▶ [TASK PROMPT] Transcribe the listing word for word.

--- --- ---

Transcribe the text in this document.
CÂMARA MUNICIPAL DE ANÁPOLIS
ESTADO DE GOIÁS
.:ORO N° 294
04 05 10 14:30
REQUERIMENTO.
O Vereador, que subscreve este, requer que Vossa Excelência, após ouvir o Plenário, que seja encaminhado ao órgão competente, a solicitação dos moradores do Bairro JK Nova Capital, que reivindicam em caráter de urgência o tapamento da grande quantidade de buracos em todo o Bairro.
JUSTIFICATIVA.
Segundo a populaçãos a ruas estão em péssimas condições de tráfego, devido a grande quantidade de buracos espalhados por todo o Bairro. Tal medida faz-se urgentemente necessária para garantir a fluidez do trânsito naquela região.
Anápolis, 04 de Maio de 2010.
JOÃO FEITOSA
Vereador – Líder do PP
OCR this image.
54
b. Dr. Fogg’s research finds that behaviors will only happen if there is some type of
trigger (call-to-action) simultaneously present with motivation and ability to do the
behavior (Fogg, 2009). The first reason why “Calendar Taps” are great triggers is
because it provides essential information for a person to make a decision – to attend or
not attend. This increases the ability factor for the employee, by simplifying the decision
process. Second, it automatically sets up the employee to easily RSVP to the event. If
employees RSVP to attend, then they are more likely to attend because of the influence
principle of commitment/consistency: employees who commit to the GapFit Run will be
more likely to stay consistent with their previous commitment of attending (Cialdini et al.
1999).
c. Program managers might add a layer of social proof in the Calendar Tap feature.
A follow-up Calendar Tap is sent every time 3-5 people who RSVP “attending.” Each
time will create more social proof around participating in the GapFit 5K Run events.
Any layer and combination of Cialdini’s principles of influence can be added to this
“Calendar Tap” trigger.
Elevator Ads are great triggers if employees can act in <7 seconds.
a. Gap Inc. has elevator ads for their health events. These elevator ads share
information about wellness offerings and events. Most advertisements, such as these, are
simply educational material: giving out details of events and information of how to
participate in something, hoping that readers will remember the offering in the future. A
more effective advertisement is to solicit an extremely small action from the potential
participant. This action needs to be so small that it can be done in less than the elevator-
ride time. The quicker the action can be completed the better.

--- --- ---

▶ [RESULT OF THIS EXERCISE]
Transcribe the text in this document.
CÂMARA MUNICIPAL DE ANÁPOLIS
ESTADO DE GOIÁS
.:ORO N° 294
04 05 10 14:30
REQUERIMENTO.
O Vereador, que subscreve este, requer que Vossa Excelência, após ouvir o Plenário, que seja encaminhado ao órgão competente, a solicitação dos moradores do Bairro JK Nova Capital, que reivindicam em caráter de urgência o tapamento da grande quantidade de buracos em todo o Bairro.
JUSTIFICATIVA.
Segundo a populaçãos a ruas estão em péssimas condições de tráfego, devido a grande quantidade de buracos espalhados por todo o Bairro. Tal medida faz-se urgentemente necessária para garantir a fluidez do trânsito naquela região.
Anápolis, 04 de Maio de 2010.
JOÃO FEITOSA
Vereador – Líder do PP
OCR this image.
54
b. Dr. Fogg’s research finds that behaviors will only happen if there is some type of
trigger (call-to-action) simultaneously present with motivation and ability to do the
behavior (Fogg, 2009). The first reason why “Calendar Taps” are great triggers is
because it provides essential information for a person to make a decision – to attend or
not attend. This increases the ability factor for the employee, by simplifying the decision
process. Second, it automatically sets up the employee to easily RSVP to the event. If
employees RSVP to attend, then they are more likely to attend because of the influence
principle of commitment/consistency: employees who commit to the GapFit Run will be
more likely to stay consistent with their previous commitment of attending (Cialdini et al.
1999).
c. Program managers might add a layer of social proof in the Calendar Tap feature.
A follow-up Calendar Tap is sent every time 3-5 people who RSVP “attending.” Each
time will create more social proof around participating in the GapFit 5K Run events.
Any layer and combination of Cialdini’s principles of influence can be added to this
“Calendar Tap” trigger.
Elevator Ads are great triggers if employees can act in <7 seconds.
a. Gap Inc. has elevator ads for their health events. These elevator ads share
information about wellness offerings and events. Most advertisements, such as these, are
simply educational material: giving out details of events and information of how to
participate in something, hoping that readers will remember the offering in the future. A
more effective advertisement is to solicit an extremely small action from the potential
participant. This action needs to be so small that it can be done in less than the elevator-
ride time. The quicker the action can be completed the better.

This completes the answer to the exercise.